─── EXERCISE DATA ───
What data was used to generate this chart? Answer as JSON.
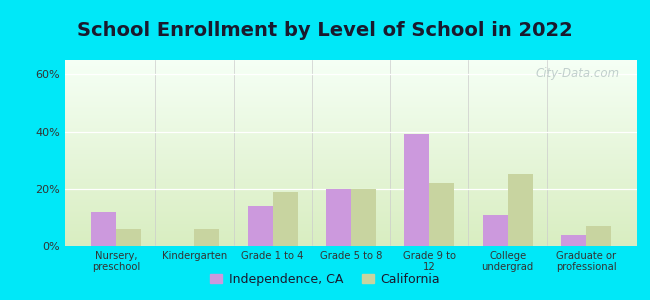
{
  "title": "School Enrollment by Level of School in 2022",
  "categories": [
    "Nursery,\npreschool",
    "Kindergarten",
    "Grade 1 to 4",
    "Grade 5 to 8",
    "Grade 9 to\n12",
    "College\nundergrad",
    "Graduate or\nprofessional"
  ],
  "independence_values": [
    12,
    0,
    14,
    20,
    39,
    11,
    4
  ],
  "california_values": [
    6,
    6,
    19,
    20,
    22,
    25,
    7
  ],
  "independence_color": "#cc99dd",
  "california_color": "#c8d4a0",
  "ylim": [
    0,
    65
  ],
  "yticks": [
    0,
    20,
    40,
    60
  ],
  "ytick_labels": [
    "0%",
    "20%",
    "40%",
    "60%"
  ],
  "background_outer": "#00e8f8",
  "background_inner_top": "#f5fff5",
  "background_inner_bottom": "#d8edc0",
  "title_fontsize": 14,
  "legend_labels": [
    "Independence, CA",
    "California"
  ],
  "watermark": "City-Data.com",
  "bar_width": 0.32,
  "title_color": "#1a1a2e"
}
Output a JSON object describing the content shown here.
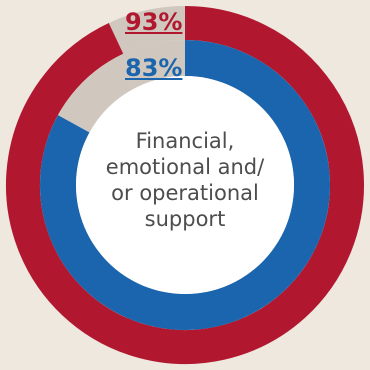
{
  "chart_data": {
    "type": "pie",
    "center_label": "Financial, emotional and/ or operational support",
    "series": [
      {
        "name": "",
        "ring": "outer",
        "value": 93,
        "label": "93%",
        "color": "#b1182f",
        "remainder_color": "#d0c8be"
      },
      {
        "name": "",
        "ring": "inner",
        "value": 83,
        "label": "83%",
        "color": "#1a65ae",
        "remainder_color": "#d0c8be"
      }
    ]
  }
}
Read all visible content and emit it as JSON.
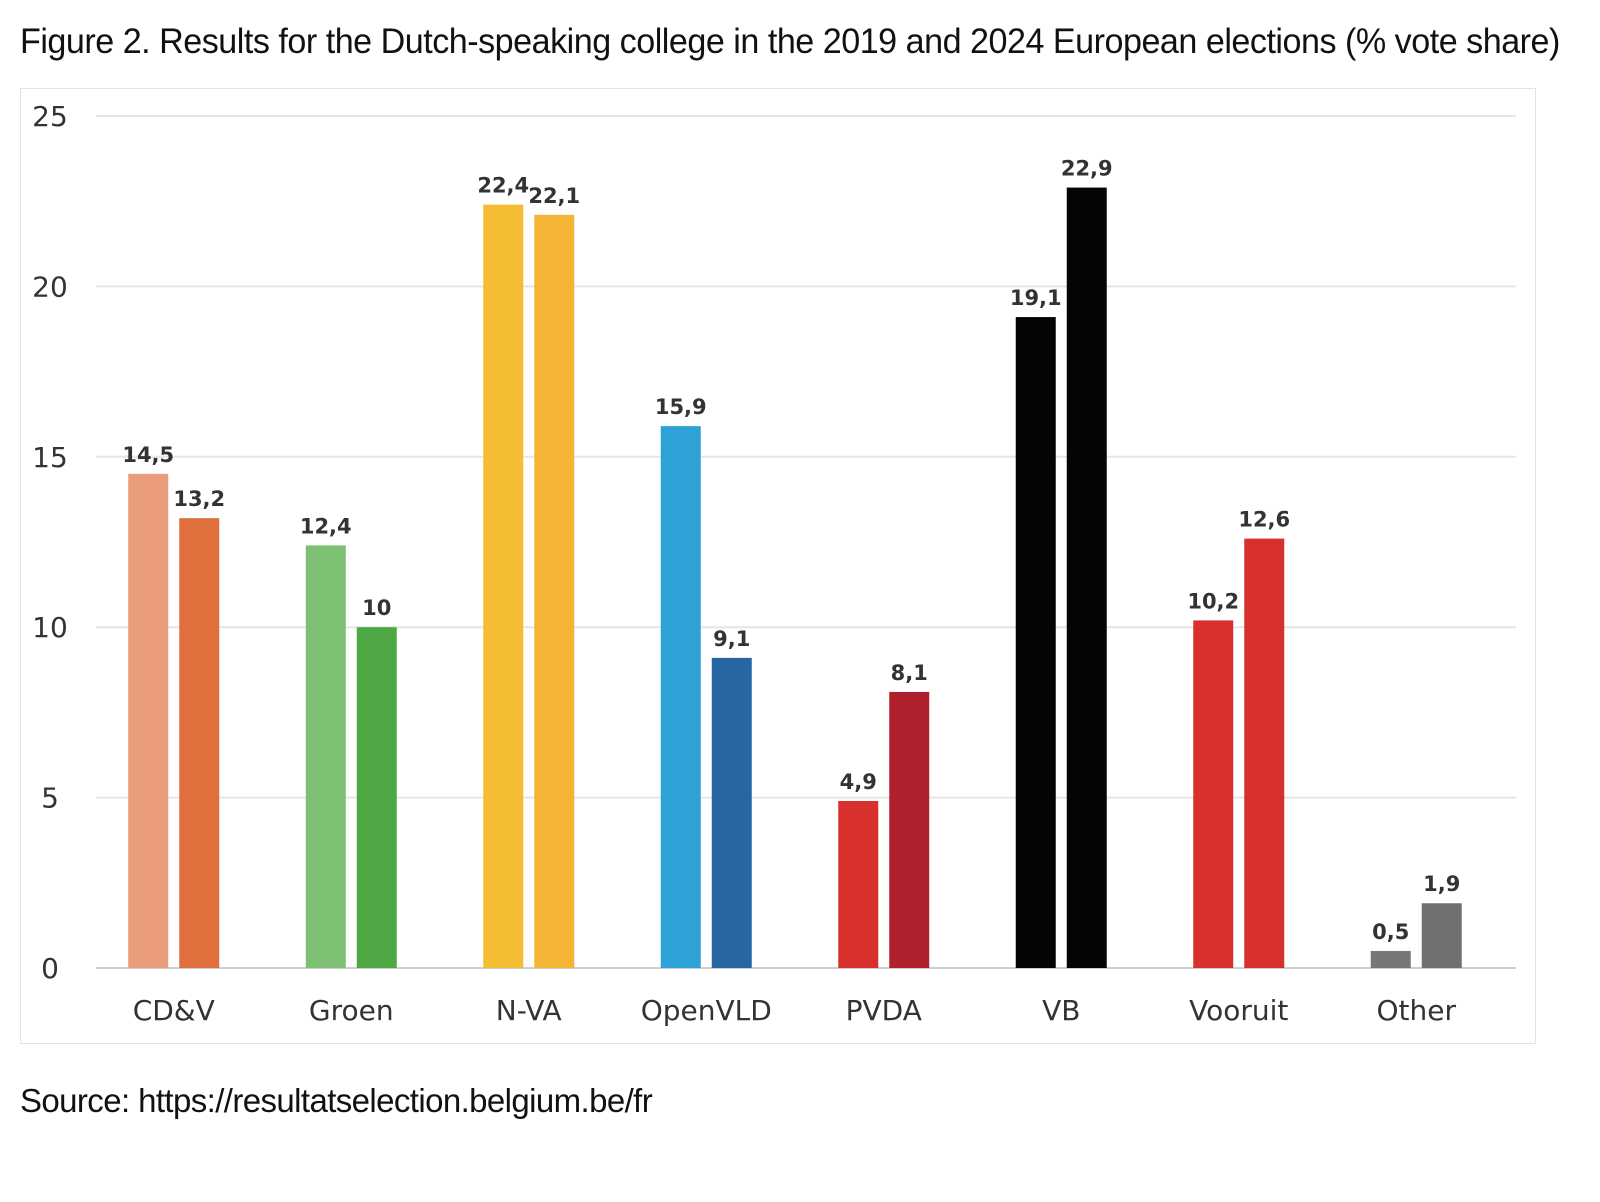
{
  "figure": {
    "title": "Figure 2. Results for the Dutch-speaking college in the 2019 and 2024 European elections (% vote share)",
    "source": "Source: https://resultatselection.belgium.be/fr"
  },
  "chart_data": {
    "type": "bar",
    "categories": [
      "CD&V",
      "Groen",
      "N-VA",
      "OpenVLD",
      "PVDA",
      "VB",
      "Vooruit",
      "Other"
    ],
    "series": [
      {
        "values": [
          14.5,
          12.4,
          22.4,
          15.9,
          4.9,
          19.1,
          10.2,
          0.5
        ],
        "labels": [
          "14,5",
          "12,4",
          "22,4",
          "15,9",
          "4,9",
          "19,1",
          "10,2",
          "0,5"
        ],
        "colors": [
          "#e99b7a",
          "#7dbf73",
          "#f4bd34",
          "#2ea2d6",
          "#d8302d",
          "#050505",
          "#d8302d",
          "#777777"
        ]
      },
      {
        "values": [
          13.2,
          10,
          22.1,
          9.1,
          8.1,
          22.9,
          12.6,
          1.9
        ],
        "labels": [
          "13,2",
          "10",
          "22,1",
          "9,1",
          "8,1",
          "22,9",
          "12,6",
          "1,9"
        ],
        "colors": [
          "#e0703e",
          "#4ea843",
          "#f4b535",
          "#2666a3",
          "#b0202c",
          "#050505",
          "#d8302d",
          "#707070"
        ]
      }
    ],
    "yticks": [
      "0",
      "5",
      "10",
      "15",
      "20",
      "25"
    ],
    "ylim": [
      0,
      25
    ],
    "grid": true,
    "legend": "none"
  }
}
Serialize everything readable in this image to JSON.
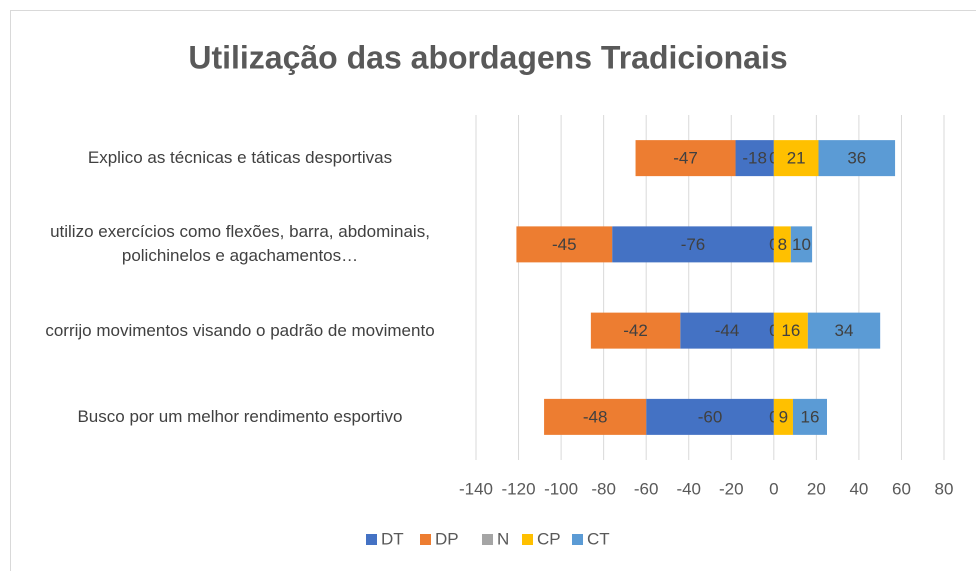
{
  "chart_data": {
    "type": "bar",
    "orientation": "horizontal",
    "stacked": true,
    "title": "Utilização das abordagens Tradicionais",
    "categories": [
      "Explico as técnicas e táticas desportivas",
      "utilizo exercícios como flexões, barra, abdominais, polichinelos e agachamentos…",
      "corrijo movimentos visando o padrão de movimento",
      "Busco por um melhor rendimento esportivo"
    ],
    "series": [
      {
        "name": "DT",
        "color": "#4472c4",
        "values": [
          -18,
          -76,
          -44,
          -60
        ]
      },
      {
        "name": "DP",
        "color": "#ed7d31",
        "values": [
          -47,
          -45,
          -42,
          -48
        ]
      },
      {
        "name": "N",
        "color": "#a5a5a5",
        "values": [
          0,
          0,
          0,
          0
        ]
      },
      {
        "name": "CP",
        "color": "#ffc000",
        "values": [
          21,
          8,
          16,
          9
        ]
      },
      {
        "name": "CT",
        "color": "#5b9bd5",
        "values": [
          36,
          10,
          34,
          16
        ]
      }
    ],
    "xlim": [
      -140,
      80
    ],
    "xticks": [
      -140,
      -120,
      -100,
      -80,
      -60,
      -40,
      -20,
      0,
      20,
      40,
      60,
      80
    ],
    "grid": true,
    "legend": "bottom"
  }
}
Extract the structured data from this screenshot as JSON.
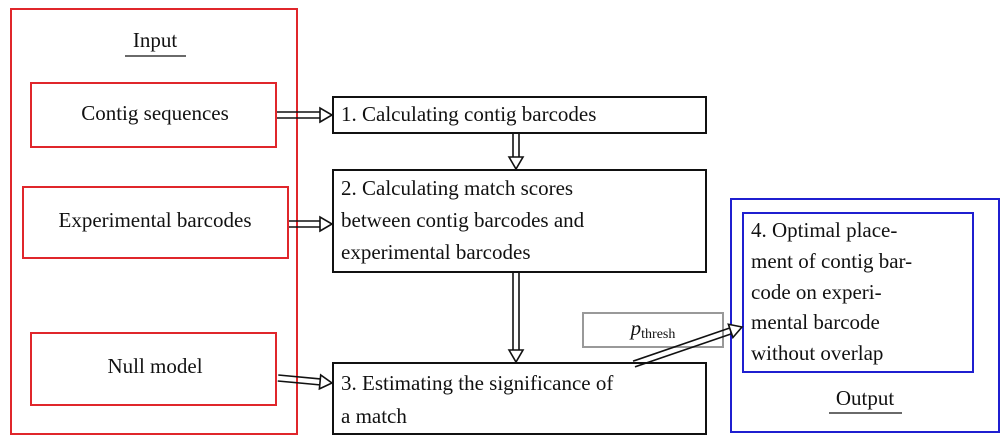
{
  "input": {
    "title": "Input",
    "items": [
      "Contig sequences",
      "Experimental barcodes",
      "Null model"
    ]
  },
  "steps": [
    {
      "lines": [
        "1.  Calculating contig barcodes"
      ]
    },
    {
      "lines": [
        "2.  Calculating match scores",
        "between contig barcodes and",
        "experimental barcodes"
      ]
    },
    {
      "lines": [
        "3.  Estimating the significance of",
        "a match"
      ]
    },
    {
      "lines": [
        "4.  Optimal place-",
        "ment of contig bar-",
        "code on experi-",
        "mental barcode",
        "without overlap"
      ]
    }
  ],
  "threshold": {
    "base": "p",
    "subscript": "thresh"
  },
  "output": {
    "title": "Output"
  }
}
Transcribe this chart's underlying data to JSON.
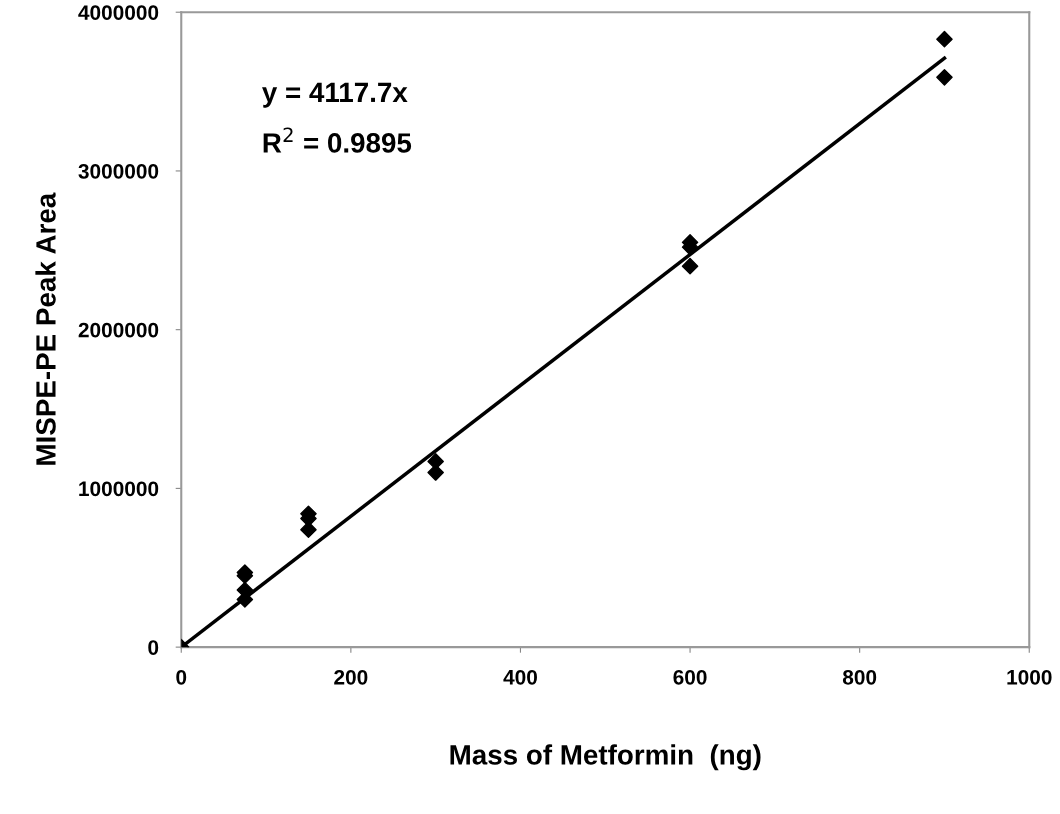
───
(GIVEN REQUEST): Omit pictures; set down the rest of the material word for word.

(SOLUTION TO THIS TASK):
What data was used to generate this chart? Answer as JSON.
{
  "title": "School Enrollment by Level of School in 2022",
  "categories": [
    "Nursery,\npreschool",
    "Kindergarten",
    "Grade 1 to 4",
    "Grade 5 to 8",
    "Grade 9 to\n12",
    "College\nundergrad",
    "Graduate or\nprofessional"
  ],
  "independence_values": [
    12,
    0,
    14,
    20,
    39,
    11,
    4
  ],
  "california_values": [
    6,
    6,
    19,
    20,
    22,
    25,
    7
  ],
  "independence_color": "#cc99dd",
  "california_color": "#c8d4a0",
  "ylim": [
    0,
    65
  ],
  "yticks": [
    0,
    20,
    40,
    60
  ],
  "ytick_labels": [
    "0%",
    "20%",
    "40%",
    "60%"
  ],
  "background_outer": "#00e8f8",
  "background_inner_top": "#f5fff5",
  "background_inner_bottom": "#d8edc0",
  "title_fontsize": 14,
  "legend_labels": [
    "Independence, CA",
    "California"
  ],
  "watermark": "City-Data.com",
  "bar_width": 0.32,
  "title_color": "#1a1a2e"
}
Output a JSON object describing the content shown here.
{
  "chart_data": {
    "type": "pie",
    "center_label": "Financial, emotional and/ or operational support",
    "series": [
      {
        "name": "",
        "ring": "outer",
        "value": 93,
        "label": "93%",
        "color": "#b1182f",
        "remainder_color": "#d0c8be"
      },
      {
        "name": "",
        "ring": "inner",
        "value": 83,
        "label": "83%",
        "color": "#1a65ae",
        "remainder_color": "#d0c8be"
      }
    ]
  }
}
Read all visible content and emit it as JSON.
{
  "figure": {
    "title": "Figure 2. Results for the Dutch-speaking college in the 2019 and 2024 European elections (% vote share)",
    "source": "Source: https://resultatselection.belgium.be/fr"
  },
  "chart_data": {
    "type": "bar",
    "categories": [
      "CD&V",
      "Groen",
      "N-VA",
      "OpenVLD",
      "PVDA",
      "VB",
      "Vooruit",
      "Other"
    ],
    "series": [
      {
        "values": [
          14.5,
          12.4,
          22.4,
          15.9,
          4.9,
          19.1,
          10.2,
          0.5
        ],
        "labels": [
          "14,5",
          "12,4",
          "22,4",
          "15,9",
          "4,9",
          "19,1",
          "10,2",
          "0,5"
        ],
        "colors": [
          "#e99b7a",
          "#7dbf73",
          "#f4bd34",
          "#2ea2d6",
          "#d8302d",
          "#050505",
          "#d8302d",
          "#777777"
        ]
      },
      {
        "values": [
          13.2,
          10,
          22.1,
          9.1,
          8.1,
          22.9,
          12.6,
          1.9
        ],
        "labels": [
          "13,2",
          "10",
          "22,1",
          "9,1",
          "8,1",
          "22,9",
          "12,6",
          "1,9"
        ],
        "colors": [
          "#e0703e",
          "#4ea843",
          "#f4b535",
          "#2666a3",
          "#b0202c",
          "#050505",
          "#d8302d",
          "#707070"
        ]
      }
    ],
    "yticks": [
      "0",
      "5",
      "10",
      "15",
      "20",
      "25"
    ],
    "ylim": [
      0,
      25
    ],
    "grid": true,
    "legend": "none"
  }
}
Serialize everything readable in this image to JSON.
{
  "chart_data": {
    "type": "bar",
    "orientation": "horizontal",
    "stacked": true,
    "title": "Utilização das abordagens Tradicionais",
    "categories": [
      "Explico as técnicas e táticas desportivas",
      "utilizo exercícios como flexões, barra, abdominais, polichinelos e agachamentos…",
      "corrijo movimentos visando o padrão de movimento",
      "Busco por um melhor rendimento esportivo"
    ],
    "series": [
      {
        "name": "DT",
        "color": "#4472c4",
        "values": [
          -18,
          -76,
          -44,
          -60
        ]
      },
      {
        "name": "DP",
        "color": "#ed7d31",
        "values": [
          -47,
          -45,
          -42,
          -48
        ]
      },
      {
        "name": "N",
        "color": "#a5a5a5",
        "values": [
          0,
          0,
          0,
          0
        ]
      },
      {
        "name": "CP",
        "color": "#ffc000",
        "values": [
          21,
          8,
          16,
          9
        ]
      },
      {
        "name": "CT",
        "color": "#5b9bd5",
        "values": [
          36,
          10,
          34,
          16
        ]
      }
    ],
    "xlim": [
      -140,
      80
    ],
    "xticks": [
      -140,
      -120,
      -100,
      -80,
      -60,
      -40,
      -20,
      0,
      20,
      40,
      60,
      80
    ],
    "grid": true,
    "legend": "bottom"
  }
}
Extract the structured data from this screenshot as JSON.
{
  "input": {
    "title": "Input",
    "items": [
      "Contig sequences",
      "Experimental barcodes",
      "Null model"
    ]
  },
  "steps": [
    {
      "lines": [
        "1.  Calculating contig barcodes"
      ]
    },
    {
      "lines": [
        "2.  Calculating match scores",
        "between contig barcodes and",
        "experimental barcodes"
      ]
    },
    {
      "lines": [
        "3.  Estimating the significance of",
        "a match"
      ]
    },
    {
      "lines": [
        "4.  Optimal place-",
        "ment of contig bar-",
        "code on experi-",
        "mental barcode",
        "without overlap"
      ]
    }
  ],
  "threshold": {
    "base": "p",
    "subscript": "thresh"
  },
  "output": {
    "title": "Output"
  }
}
Transcribe this chart's underlying data to JSON.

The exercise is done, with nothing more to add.